[Saved entries]
------------------------------------
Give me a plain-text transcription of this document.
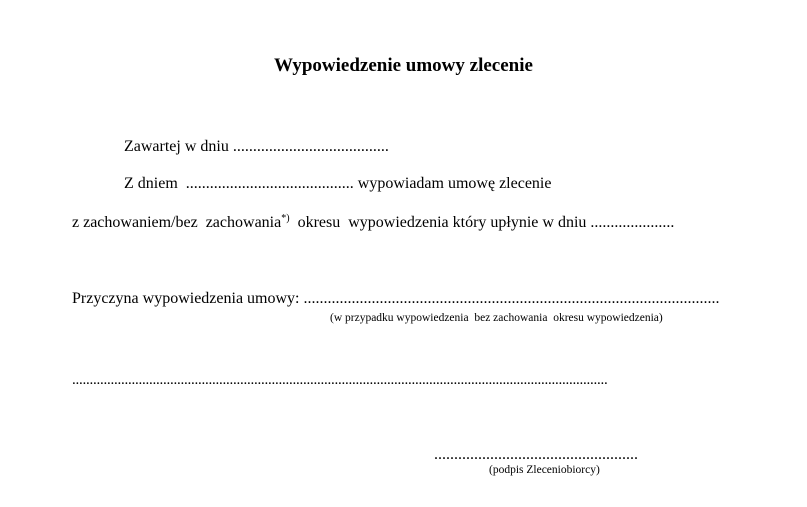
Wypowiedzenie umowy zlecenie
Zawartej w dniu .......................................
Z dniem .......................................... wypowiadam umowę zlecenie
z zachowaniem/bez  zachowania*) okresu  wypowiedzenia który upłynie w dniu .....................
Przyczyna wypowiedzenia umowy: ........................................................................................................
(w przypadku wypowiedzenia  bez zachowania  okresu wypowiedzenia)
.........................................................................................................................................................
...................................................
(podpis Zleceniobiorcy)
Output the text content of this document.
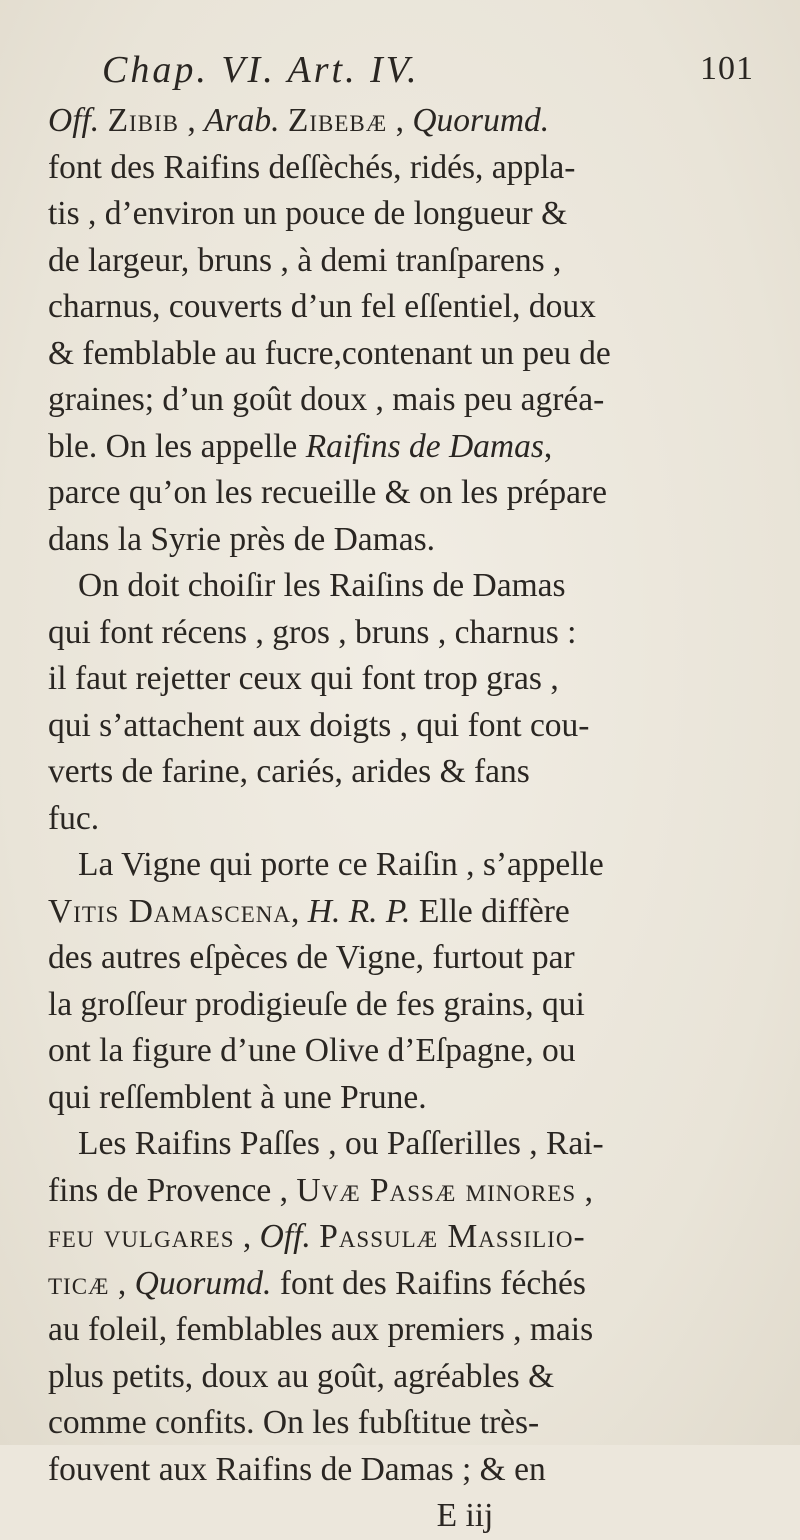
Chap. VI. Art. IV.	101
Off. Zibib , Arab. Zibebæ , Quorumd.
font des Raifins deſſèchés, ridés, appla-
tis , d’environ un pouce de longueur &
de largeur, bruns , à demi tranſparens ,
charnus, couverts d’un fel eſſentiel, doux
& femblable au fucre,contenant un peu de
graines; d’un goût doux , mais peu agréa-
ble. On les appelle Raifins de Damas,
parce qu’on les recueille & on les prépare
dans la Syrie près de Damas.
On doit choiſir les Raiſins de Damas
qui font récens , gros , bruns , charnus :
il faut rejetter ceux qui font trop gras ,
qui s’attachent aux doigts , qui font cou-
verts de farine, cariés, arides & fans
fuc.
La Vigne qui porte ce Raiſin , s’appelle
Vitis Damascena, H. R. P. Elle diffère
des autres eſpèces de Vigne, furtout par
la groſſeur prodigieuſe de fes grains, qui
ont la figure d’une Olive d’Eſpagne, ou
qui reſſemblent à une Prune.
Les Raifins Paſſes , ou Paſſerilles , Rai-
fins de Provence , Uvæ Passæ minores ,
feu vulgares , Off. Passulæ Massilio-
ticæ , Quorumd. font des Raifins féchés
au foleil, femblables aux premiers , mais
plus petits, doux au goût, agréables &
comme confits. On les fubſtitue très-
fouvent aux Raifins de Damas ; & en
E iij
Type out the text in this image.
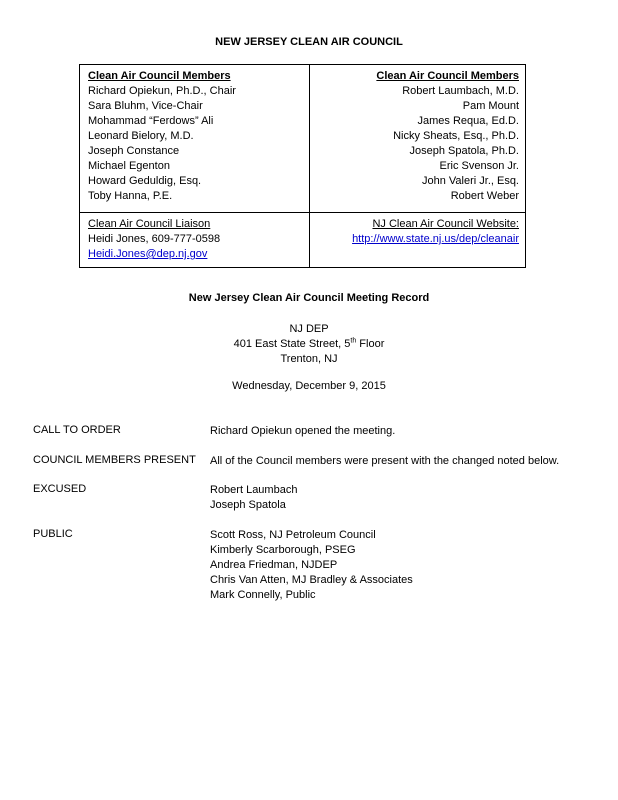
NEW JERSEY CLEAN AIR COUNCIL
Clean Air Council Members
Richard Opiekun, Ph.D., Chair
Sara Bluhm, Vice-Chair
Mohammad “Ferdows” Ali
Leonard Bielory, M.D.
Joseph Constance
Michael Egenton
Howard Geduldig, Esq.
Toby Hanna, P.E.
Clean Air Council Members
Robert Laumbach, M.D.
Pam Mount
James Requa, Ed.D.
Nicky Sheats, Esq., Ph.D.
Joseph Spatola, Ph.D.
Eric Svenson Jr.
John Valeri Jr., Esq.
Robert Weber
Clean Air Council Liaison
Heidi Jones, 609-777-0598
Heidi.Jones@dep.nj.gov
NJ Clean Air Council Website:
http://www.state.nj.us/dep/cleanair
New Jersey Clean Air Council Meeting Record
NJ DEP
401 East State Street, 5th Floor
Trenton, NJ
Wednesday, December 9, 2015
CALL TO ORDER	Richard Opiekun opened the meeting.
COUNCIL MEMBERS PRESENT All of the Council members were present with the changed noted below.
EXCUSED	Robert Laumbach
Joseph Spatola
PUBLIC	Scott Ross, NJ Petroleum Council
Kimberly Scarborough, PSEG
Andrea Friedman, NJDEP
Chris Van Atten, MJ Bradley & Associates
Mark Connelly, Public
------------------------------------
* _Set exercise_:
Show all lines from the data above in which the word "Robert" appears.

* _Task response_:
Robert Laumbach, M.D.
Robert Weber
EXCUSED	Robert Laumbach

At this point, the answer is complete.